- The problem
Write the entries below out again exactly; any picture in them stays out.

※

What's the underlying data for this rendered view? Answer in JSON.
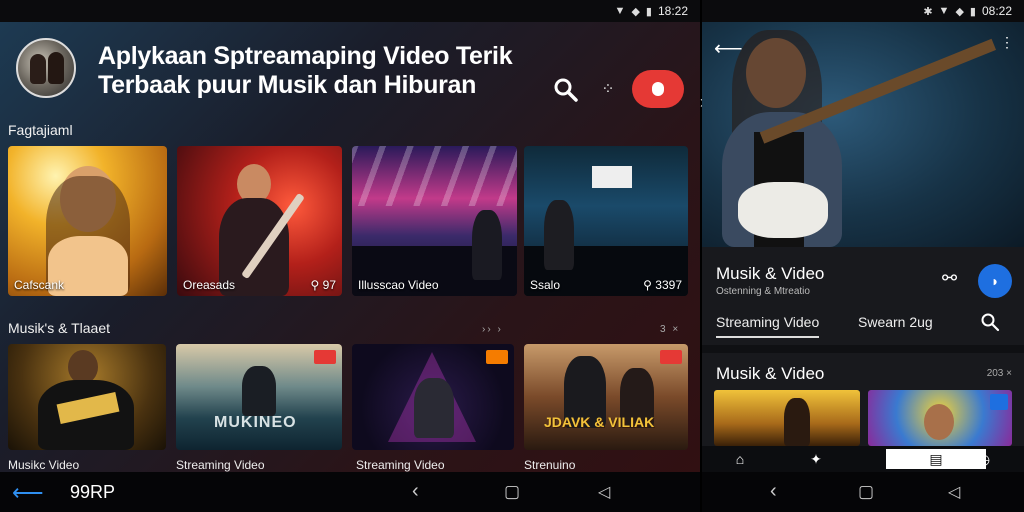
{
  "status_left": {
    "time": "18:22"
  },
  "status_right": {
    "time": "08:22"
  },
  "header": {
    "title_line1": "Aplykaan Sptreamaping Video Terik",
    "title_line2": "Terbaak puur Musik dan Hiburan"
  },
  "section1": {
    "label": "Fagtajiaml",
    "cards": [
      {
        "caption": "Cafscank",
        "badge": ""
      },
      {
        "caption": "Oreasads",
        "badge": "97"
      },
      {
        "caption": "Illusscao Video",
        "badge": ""
      },
      {
        "caption": "Ssalo",
        "badge": "3397"
      }
    ]
  },
  "section2": {
    "label": "Musik's & Tlaaet",
    "more": "›› ›",
    "count": "3 ×",
    "cards": [
      {
        "caption": "Musikc Video",
        "poster_text": ""
      },
      {
        "caption": "Streaming Video",
        "poster_text": "MUKINEO"
      },
      {
        "caption": "Streaming Video",
        "poster_text": ""
      },
      {
        "caption": "Strenuino",
        "poster_text": "JDAVK & VILIAK"
      }
    ]
  },
  "nav_left": {
    "brand": "99RP"
  },
  "detail": {
    "title": "Musik & Video",
    "subtitle": "Ostenning & Mtreatio",
    "tabs": [
      "Streaming Video",
      "Swearn 2ug"
    ],
    "section_title": "Musik & Video",
    "section_count": "203 ×"
  },
  "colors": {
    "accent_red": "#e53935",
    "accent_blue": "#1e6fe0",
    "nav_blue": "#2f8ff0"
  },
  "icons": [
    "search-icon",
    "more-icon",
    "record-icon",
    "back-arrow-icon",
    "home-icon",
    "link-icon",
    "location-icon"
  ]
}
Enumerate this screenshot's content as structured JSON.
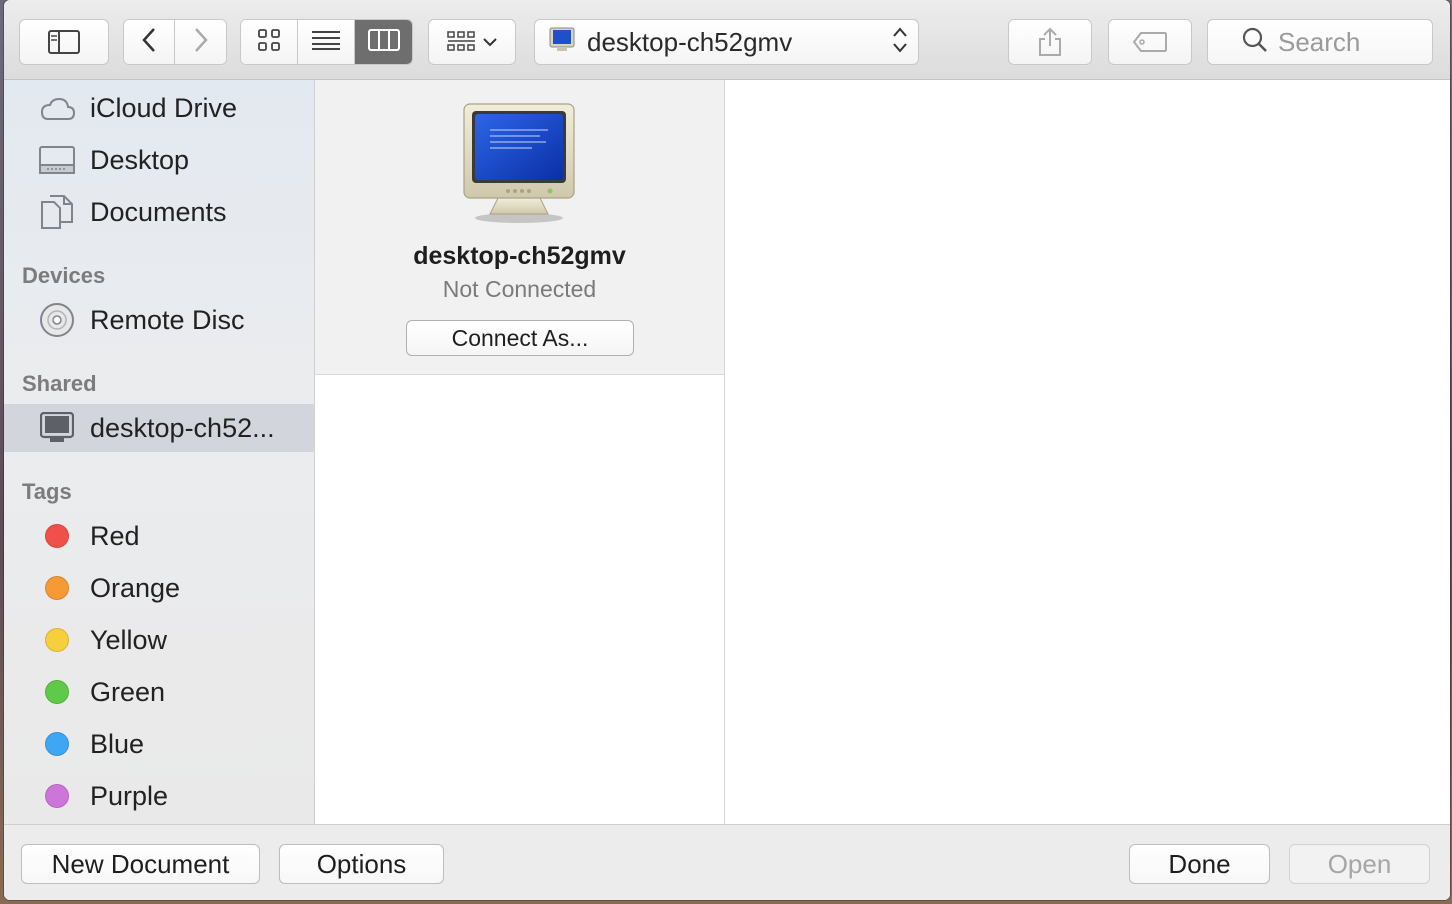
{
  "toolbar": {
    "path_label": "desktop-ch52gmv",
    "search_placeholder": "Search",
    "view_mode_selected": "column-view"
  },
  "sidebar": {
    "favorites": [
      {
        "label": "iCloud Drive",
        "icon": "cloud-icon"
      },
      {
        "label": "Desktop",
        "icon": "desktop-icon"
      },
      {
        "label": "Documents",
        "icon": "document-icon"
      }
    ],
    "devices_title": "Devices",
    "devices": [
      {
        "label": "Remote Disc",
        "icon": "disc-icon"
      }
    ],
    "shared_title": "Shared",
    "shared": [
      {
        "label": "desktop-ch52...",
        "icon": "computer-icon",
        "selected": true
      }
    ],
    "tags_title": "Tags",
    "tags": [
      {
        "label": "Red",
        "color": "#f0504a"
      },
      {
        "label": "Orange",
        "color": "#f59a35"
      },
      {
        "label": "Yellow",
        "color": "#f5cf3c"
      },
      {
        "label": "Green",
        "color": "#5fc94a"
      },
      {
        "label": "Blue",
        "color": "#3ea6f2"
      },
      {
        "label": "Purple",
        "color": "#cc76db"
      }
    ]
  },
  "server": {
    "name": "desktop-ch52gmv",
    "status": "Not Connected",
    "connect_label": "Connect As..."
  },
  "bottom": {
    "new_document_label": "New Document",
    "options_label": "Options",
    "done_label": "Done",
    "open_label": "Open"
  }
}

※

- Complete answer
What's the underlying data for this rendered view? Answer in JSON.
{
  "status_left": {
    "time": "18:22"
  },
  "status_right": {
    "time": "08:22"
  },
  "header": {
    "title_line1": "Aplykaan Sptreamaping Video Terik",
    "title_line2": "Terbaak puur Musik dan Hiburan"
  },
  "section1": {
    "label": "Fagtajiaml",
    "cards": [
      {
        "caption": "Cafscank",
        "badge": ""
      },
      {
        "caption": "Oreasads",
        "badge": "97"
      },
      {
        "caption": "Illusscao Video",
        "badge": ""
      },
      {
        "caption": "Ssalo",
        "badge": "3397"
      }
    ]
  },
  "section2": {
    "label": "Musik's & Tlaaet",
    "more": "›› ›",
    "count": "3 ×",
    "cards": [
      {
        "caption": "Musikc Video",
        "poster_text": ""
      },
      {
        "caption": "Streaming Video",
        "poster_text": "MUKINEO"
      },
      {
        "caption": "Streaming Video",
        "poster_text": ""
      },
      {
        "caption": "Strenuino",
        "poster_text": "JDAVK & VILIAK"
      }
    ]
  },
  "nav_left": {
    "brand": "99RP"
  },
  "detail": {
    "title": "Musik & Video",
    "subtitle": "Ostenning & Mtreatio",
    "tabs": [
      "Streaming Video",
      "Swearn 2ug"
    ],
    "section_title": "Musik & Video",
    "section_count": "203 ×"
  },
  "colors": {
    "accent_red": "#e53935",
    "accent_blue": "#1e6fe0",
    "nav_blue": "#2f8ff0"
  },
  "icons": [
    "search-icon",
    "more-icon",
    "record-icon",
    "back-arrow-icon",
    "home-icon",
    "link-icon",
    "location-icon"
  ]
}
Enumerate this screenshot's content as structured JSON.
{
  "toolbar": {
    "path_label": "desktop-ch52gmv",
    "search_placeholder": "Search",
    "view_mode_selected": "column-view"
  },
  "sidebar": {
    "favorites": [
      {
        "label": "iCloud Drive",
        "icon": "cloud-icon"
      },
      {
        "label": "Desktop",
        "icon": "desktop-icon"
      },
      {
        "label": "Documents",
        "icon": "document-icon"
      }
    ],
    "devices_title": "Devices",
    "devices": [
      {
        "label": "Remote Disc",
        "icon": "disc-icon"
      }
    ],
    "shared_title": "Shared",
    "shared": [
      {
        "label": "desktop-ch52...",
        "icon": "computer-icon",
        "selected": true
      }
    ],
    "tags_title": "Tags",
    "tags": [
      {
        "label": "Red",
        "color": "#f0504a"
      },
      {
        "label": "Orange",
        "color": "#f59a35"
      },
      {
        "label": "Yellow",
        "color": "#f5cf3c"
      },
      {
        "label": "Green",
        "color": "#5fc94a"
      },
      {
        "label": "Blue",
        "color": "#3ea6f2"
      },
      {
        "label": "Purple",
        "color": "#cc76db"
      }
    ]
  },
  "server": {
    "name": "desktop-ch52gmv",
    "status": "Not Connected",
    "connect_label": "Connect As..."
  },
  "bottom": {
    "new_document_label": "New Document",
    "options_label": "Options",
    "done_label": "Done",
    "open_label": "Open"
  }
}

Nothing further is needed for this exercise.